— START Given data —

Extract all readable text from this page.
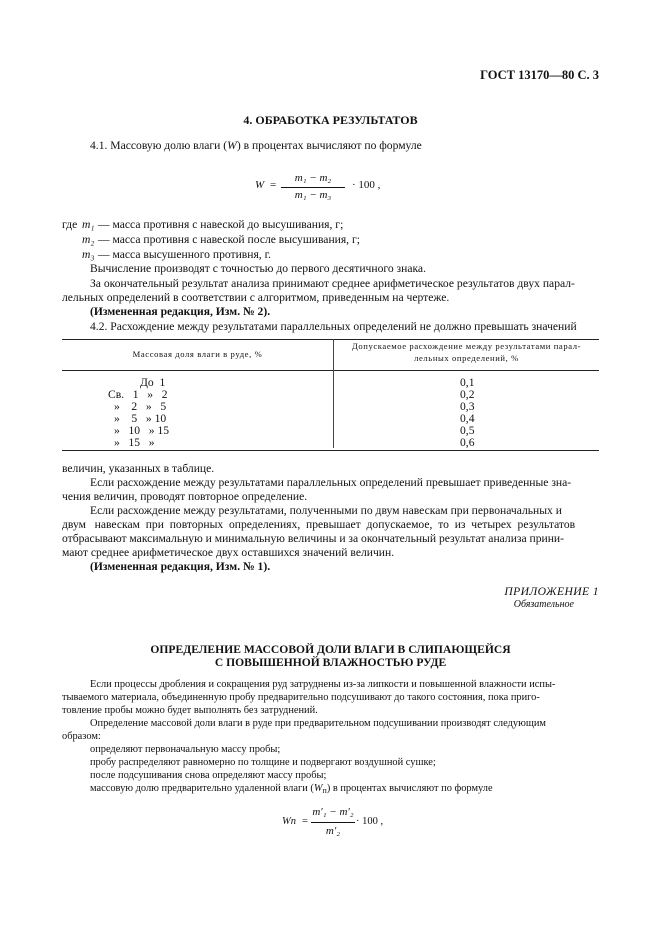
ГОСТ 13170—80 С. 3
4. ОБРАБОТКА РЕЗУЛЬТАТОВ
4.1. Массовую долю влаги (W) в процентах вычисляют по формуле
W =
m₁ − m₂
m₁ − m₃
· 100 ,
где m₁ — масса противня с навеской до высушивания, г;
m₂ — масса противня с навеской после высушивания, г;
m₃ — масса высушенного противня, г.
Вычисление производят с точностью до первого десятичного знака.
За окончательный результат анализа принимают среднее арифметическое результатов двух парал-
лельных определений в соответствии с алгоритмом, приведенным на чертеже.
(Измененная редакция, Изм. № 2).
4.2. Расхождение между результатами параллельных определений не должно превышать значений
Массовая доля влаги в руде, %
Допускаемое расхождение между результатами парал-
лельных определений, %
До  1	0,1
Св.   1   »   2	0,2
»    2   »   5	0,3
»    5   » 10	0,4
»   10   » 15	0,5
»   15   »	0,6
величин, указанных в таблице.
Если расхождение между результатами параллельных определений превышает приведенные зна-
чения величин, проводят повторное определение.
Если расхождение между результатами, полученными по двум навескам при первоначальных и
двум   навескам  при  повторных  определениях,  превышает  допускаемое,  то  из  четырех  результатов
отбрасывают максимальную и минимальную величины и за окончательный результат анализа прини-
мают среднее арифметическое двух оставшихся значений величин.
(Измененная редакция, Изм. № 1).
ПРИЛОЖЕНИЕ 1
Обязательное
ОПРЕДЕЛЕНИЕ МАССОВОЙ ДОЛИ ВЛАГИ В СЛИПАЮЩЕЙСЯ
С ПОВЫШЕННОЙ ВЛАЖНОСТЬЮ РУДЕ
Если процессы дробления и сокращения руд затруднены из-за липкости и повышенной влажности испы-
тываемого материала, объединенную пробу предварительно подсушивают до такого состояния, пока приго-
товление пробы можно будет выполнять без затруднений.
Определение массовой доли влаги в руде при предварительном подсушивании производят следующим
образом:
определяют первоначальную массу пробы;
пробу распределяют равномерно по толщине и подвергают воздушной сушке;
после подсушивания снова определяют массу пробы;
массовую долю предварительно удаленной влаги $(W_п)$ в процентах вычисляют по формуле
Wп =
m′₁ − m′₂
m′₂
· 100 ,
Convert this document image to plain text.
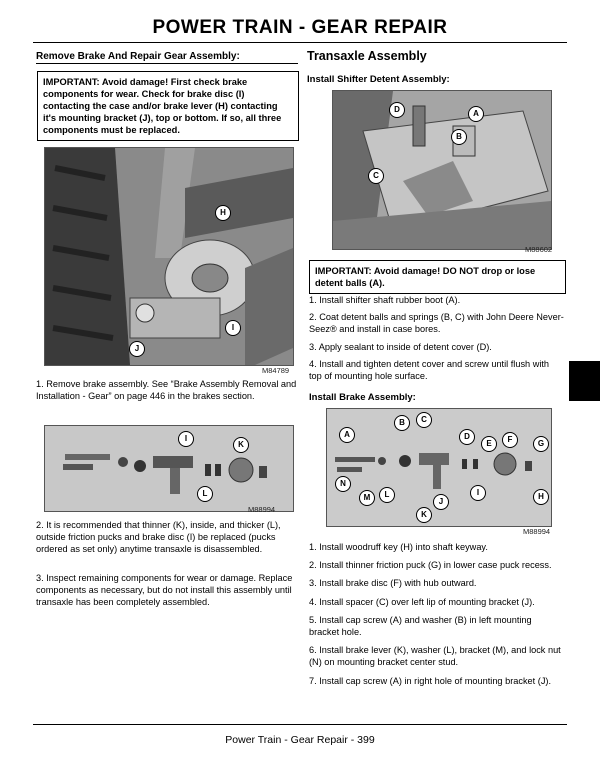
POWER TRAIN - GEAR REPAIR
Remove Brake And Repair Gear Assembly:
IMPORTANT: Avoid damage! First check brake components for wear. Check for brake disc (I) contacting the case and/or brake lever (H) contacting it's mounting bracket (J), top or bottom. If so, all three components must be replaced.
H
I
J
M84789
1. Remove brake assembly. See “Brake Assembly Removal and Installation - Gear” on page 446 in the brakes section.
I
K
L
M88994
2. It is recommended that thinner (K), inside, and thicker (L), outside friction pucks and brake disc (I) be replaced (pucks ordered as set only) anytime transaxle is disassembled.
3. Inspect remaining components for wear or damage. Replace components as necessary, but do not install this assembly until transaxle has been completely assembled.
Transaxle Assembly
Install Shifter Detent Assembly:
D	A
B
C
M88602
IMPORTANT: Avoid damage! DO NOT drop or lose detent balls (A).

1. Install shifter shaft rubber boot (A).

2. Coat detent balls and springs (B, C) with John Deere Never-Seez® and install in case bores.

3. Apply sealant to inside of detent cover (D).

4. Install and tighten detent cover and screw until flush with top of mounting hole surface.

Install Brake Assembly:
A
B	C
D
E	F	G
H
I
J
K
L
M
N
M88994

1. Install woodruff key (H) into shaft keyway.

2. Install thinner friction puck (G) in lower case puck recess.

3. Install brake disc (F) with hub outward.

4. Install spacer (C) over left lip of mounting bracket (J).

5. Install cap screw (A) and washer (B) in left mounting bracket hole.

6. Install brake lever (K), washer (L), bracket (M), and lock nut (N) on mounting bracket center stud.

7. Install cap screw (A) in right hole of mounting bracket (J).

Power Train - Gear Repair - 399
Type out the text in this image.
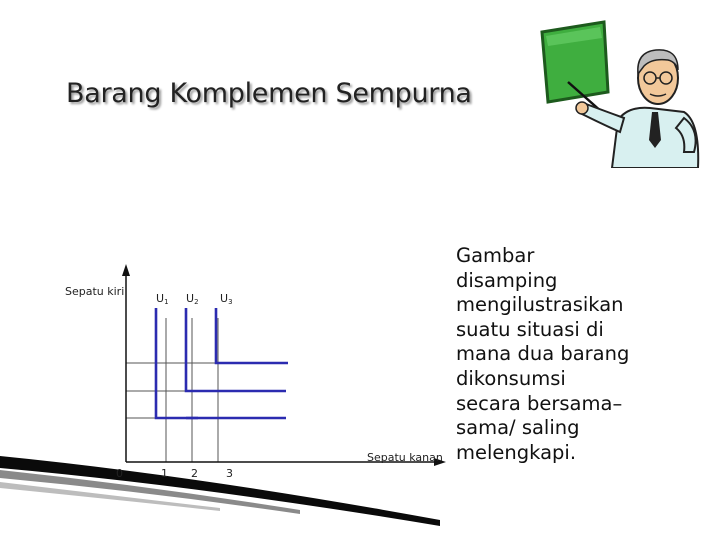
Barang Komplemen Sempurna
Sepatu kiri
Sepatu kanan
U1 U2 U3
0	1 2	3
Gambar
disamping
mengilustrasikan
suatu situasi di
mana dua barang
dikonsumsi
secara bersama–
sama/ saling
melengkapi.
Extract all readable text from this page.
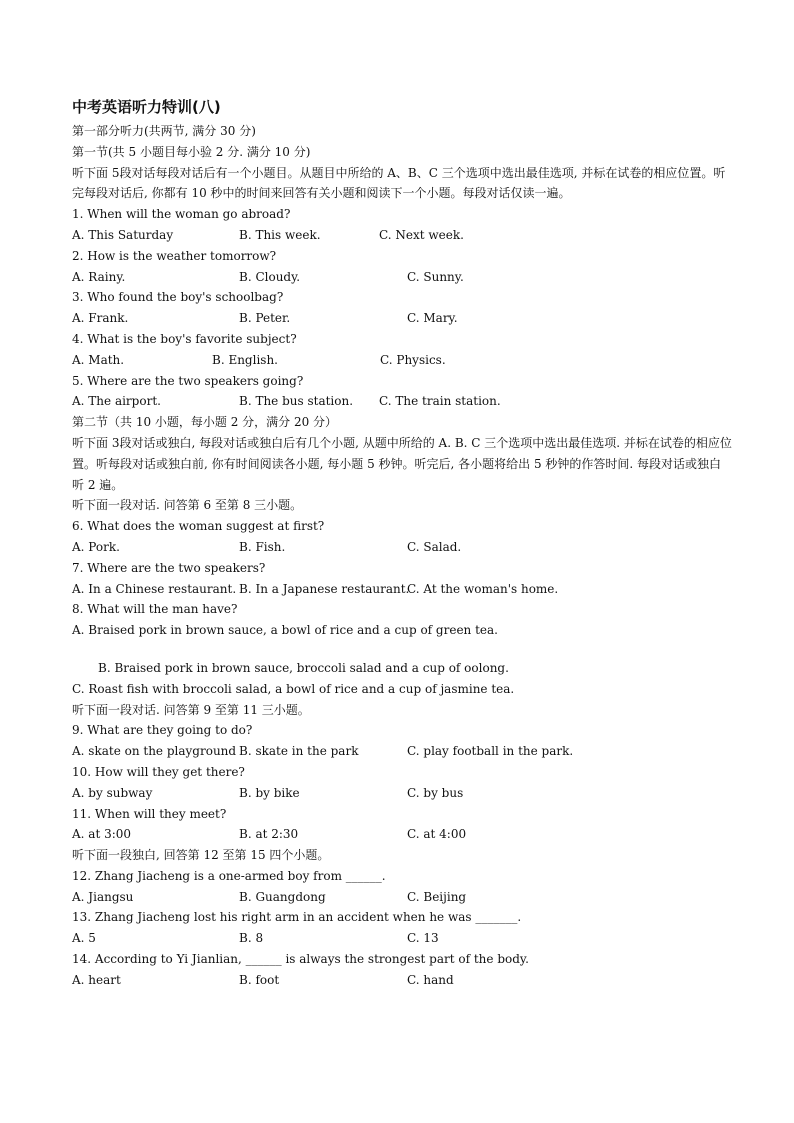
中考英语听力特训(八)

第一部分听力(共两节, 满分 30 分)

第一节(共 5 小题目每小验 2 分. 满分 10 分)

听下面 5段对话每段对话后有一个小题目。从题目中所给的 A、B、C 三个选项中选出最佳选项, 并标在试卷的相应位置。听完每段对话后, 你都有 10 秒中的时间来回答有关小题和阅读下一个小题。每段对话仅读一遍。

1. When will the woman go abroad?

A. This Saturday	B. This week.	C. Next week.

2. How is the weather tomorrow?

A. Rainy.	B. Cloudy.	C. Sunny.

3. Who found the boy's schoolbag?

A. Frank.	B. Peter.	C. Mary.

4. What is the boy's favorite subject?

A. Math.	B. English.	C. Physics.

5. Where are the two speakers going?

A. The airport.	B. The bus station.	C. The train station.

第二节（共 10 小题，每小题 2 分，满分 20 分）

听下面 3段对话或独白, 每段对话或独白后有几个小题, 从题中所给的 A. B. C 三个选项中选出最佳选项. 并标在试卷的相应位置。听每段对话或独白前, 你有时间阅读各小题, 每小题 5 秒钟。听完后, 各小题将给出 5 秒钟的作答时间. 每段对话或独白听 2 遍。

听下面一段对话. 问答第 6 至第 8 三小题。

6. What does the woman suggest at first?

A. Pork.	B. Fish.	C. Salad.

7. Where are the two speakers?

A. In a Chinese restaurant. B. In a Japanese restaurant.
C. At the woman's home.

8. What will the man have?

A. Braised pork in brown sauce, a bowl of rice and a cup of green tea.

B. Braised pork in brown sauce, broccoli salad and a cup of oolong.

C. Roast fish with broccoli salad, a bowl of rice and a cup of jasmine tea.

听下面一段对话. 问答第 9 至第 11 三小题。

9. What are they going to do?

A. skate on the playground B. skate in the park	C. play football in the park.

10. How will they get there?

A. by subway	B. by bike	C. by bus

11. When will they meet?

A. at 3:00	B. at 2:30	C. at 4:00

听下面一段独白, 回答第 12 至第 15 四个小题。

12. Zhang Jiacheng is a one-armed boy from ______.

A. Jiangsu	B. Guangdong	C. Beijing

13. Zhang Jiacheng lost his right arm in an accident when he was _______.

A. 5	B. 8	C. 13

14. According to Yi Jianlian, ______ is always the strongest part of the body.

A. heart	B. foot	C. hand
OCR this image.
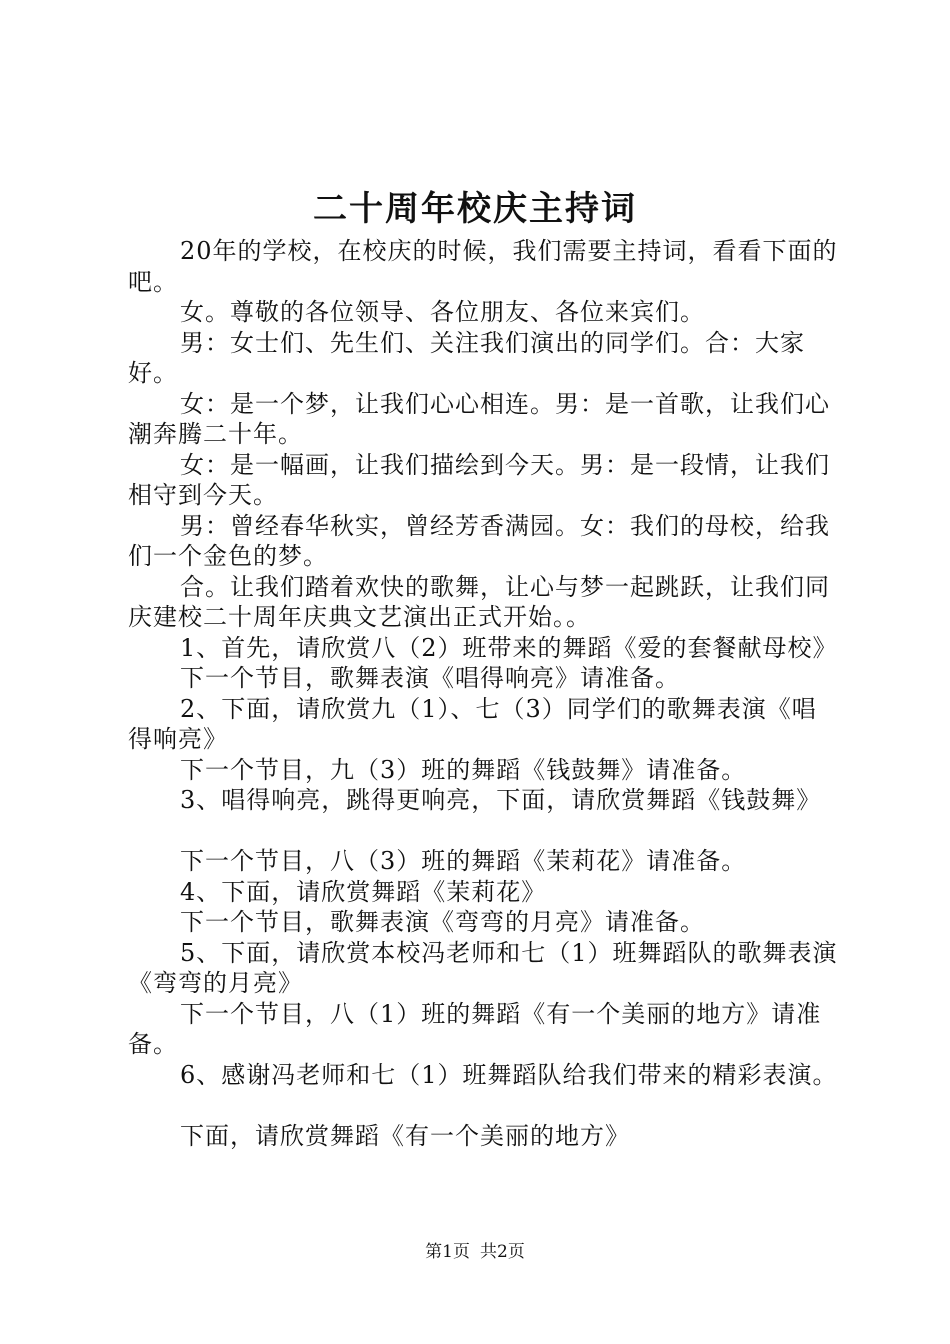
二十周年校庆主持词

20年的学校，在校庆的时候，我们需要主持词，看看下面的吧。

女。尊敬的各位领导、各位朋友、各位来宾们。

男：女士们、先生们、关注我们演出的同学们。合：大家好。

女：是一个梦，让我们心心相连。男：是一首歌，让我们心潮奔腾二十年。

女：是一幅画，让我们描绘到今天。男：是一段情，让我们相守到今天。

男：曾经春华秋实，曾经芳香满园。女：我们的母校，给我们一个金色的梦。

合。让我们踏着欢快的歌舞，让心与梦一起跳跃，让我们同庆建校二十周年庆典文艺演出正式开始。。

1、首先，请欣赏八（2）班带来的舞蹈《爱的套餐献母校》

下一个节目，歌舞表演《唱得响亮》请准备。

2、下面，请欣赏九（1）、七（3）同学们的歌舞表演《唱得响亮》

下一个节目，九（3）班的舞蹈《钱鼓舞》请准备。

3、唱得响亮，跳得更响亮，下面，请欣赏舞蹈《钱鼓舞》

下一个节目，八（3）班的舞蹈《茉莉花》请准备。

4、下面，请欣赏舞蹈《茉莉花》

下一个节目，歌舞表演《弯弯的月亮》请准备。

5、下面，请欣赏本校冯老师和七（1）班舞蹈队的歌舞表演《弯弯的月亮》

下一个节目，八（1）班的舞蹈《有一个美丽的地方》请准备。

6、感谢冯老师和七（1）班舞蹈队给我们带来的精彩表演。

下面，请欣赏舞蹈《有一个美丽的地方》

第1页 共2页
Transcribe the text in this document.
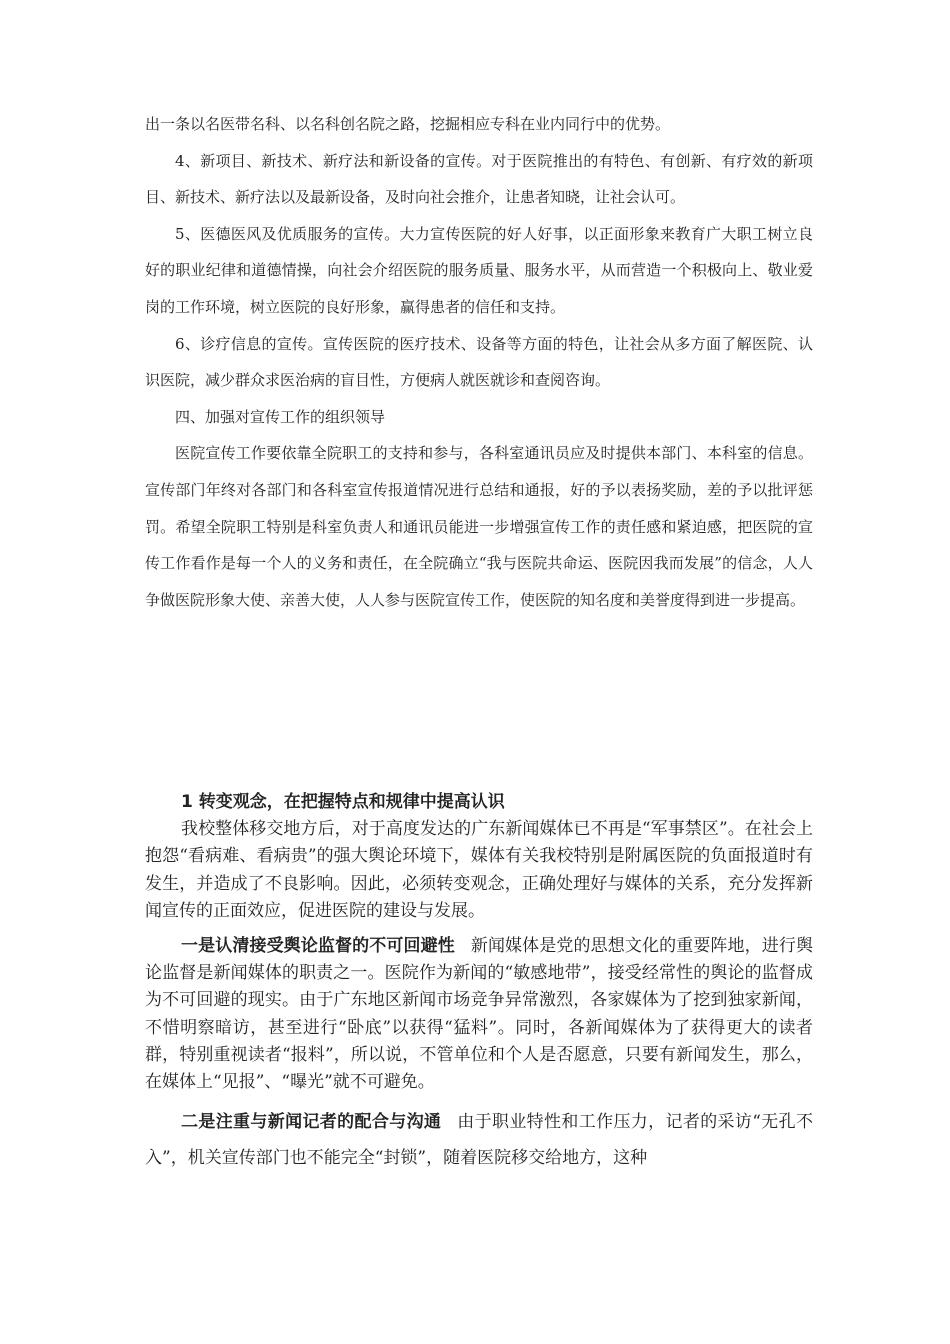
出一条以名医带名科、以名科创名院之路，挖掘相应专科在业内同行中的优势。

4、新项目、新技术、新疗法和新设备的宣传。对于医院推出的有特色、有创新、有疗效的新项目、新技术、新疗法以及最新设备，及时向社会推介，让患者知晓，让社会认可。

5、医德医风及优质服务的宣传。大力宣传医院的好人好事，以正面形象来教育广大职工树立良好的职业纪律和道德情操，向社会介绍医院的服务质量、服务水平，从而营造一个积极向上、敬业爱岗的工作环境，树立医院的良好形象，赢得患者的信任和支持。

6、诊疗信息的宣传。宣传医院的医疗技术、设备等方面的特色，让社会从多方面了解医院、认识医院，减少群众求医治病的盲目性，方便病人就医就诊和查阅咨询。

四、加强对宣传工作的组织领导

医院宣传工作要依靠全院职工的支持和参与，各科室通讯员应及时提供本部门、本科室的信息。宣传部门年终对各部门和各科室宣传报道情况进行总结和通报，好的予以表扬奖励，差的予以批评惩罚。希望全院职工特别是科室负责人和通讯员能进一步增强宣传工作的责任感和紧迫感，把医院的宣传工作看作是每一个人的义务和责任，在全院确立“我与医院共命运、医院因我而发展”的信念，人人争做医院形象大使、亲善大使，人人参与医院宣传工作，使医院的知名度和美誉度得到进一步提高。

1 转变观念，在把握特点和规律中提高认识

我校整体移交地方后，对于高度发达的广东新闻媒体已不再是“军事禁区”。在社会上抱怨“看病难、看病贵”的强大舆论环境下，媒体有关我校特别是附属医院的负面报道时有发生，并造成了不良影响。因此，必须转变观念，正确处理好与媒体的关系，充分发挥新闻宣传的正面效应，促进医院的建设与发展。

一是认清接受舆论监督的不可回避性 新闻媒体是党的思想文化的重要阵地，进行舆论监督是新闻媒体的职责之一。医院作为新闻的“敏感地带”，接受经常性的舆论的监督成为不可回避的现实。由于广东地区新闻市场竞争异常激烈，各家媒体为了挖到独家新闻，不惜明察暗访，甚至进行“卧底”以获得“猛料”。同时，各新闻媒体为了获得更大的读者群，特别重视读者“报料”，所以说，不管单位和个人是否愿意，只要有新闻发生，那么，在媒体上“见报”、“曝光”就不可避免。

二是注重与新闻记者的配合与沟通 由于职业特性和工作压力，记者的采访“无孔不入”，机关宣传部门也不能完全“封锁”，随着医院移交给地方，这种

— END Given data —

The request ▸ Every line that holds the word "окончательный" should be extracted.

Output ▸
За окончательный результат анализа принимают среднее арифметическое результатов двух парал-
отбрасывают максимальную и минимальную величины и за окончательный результат анализа прини-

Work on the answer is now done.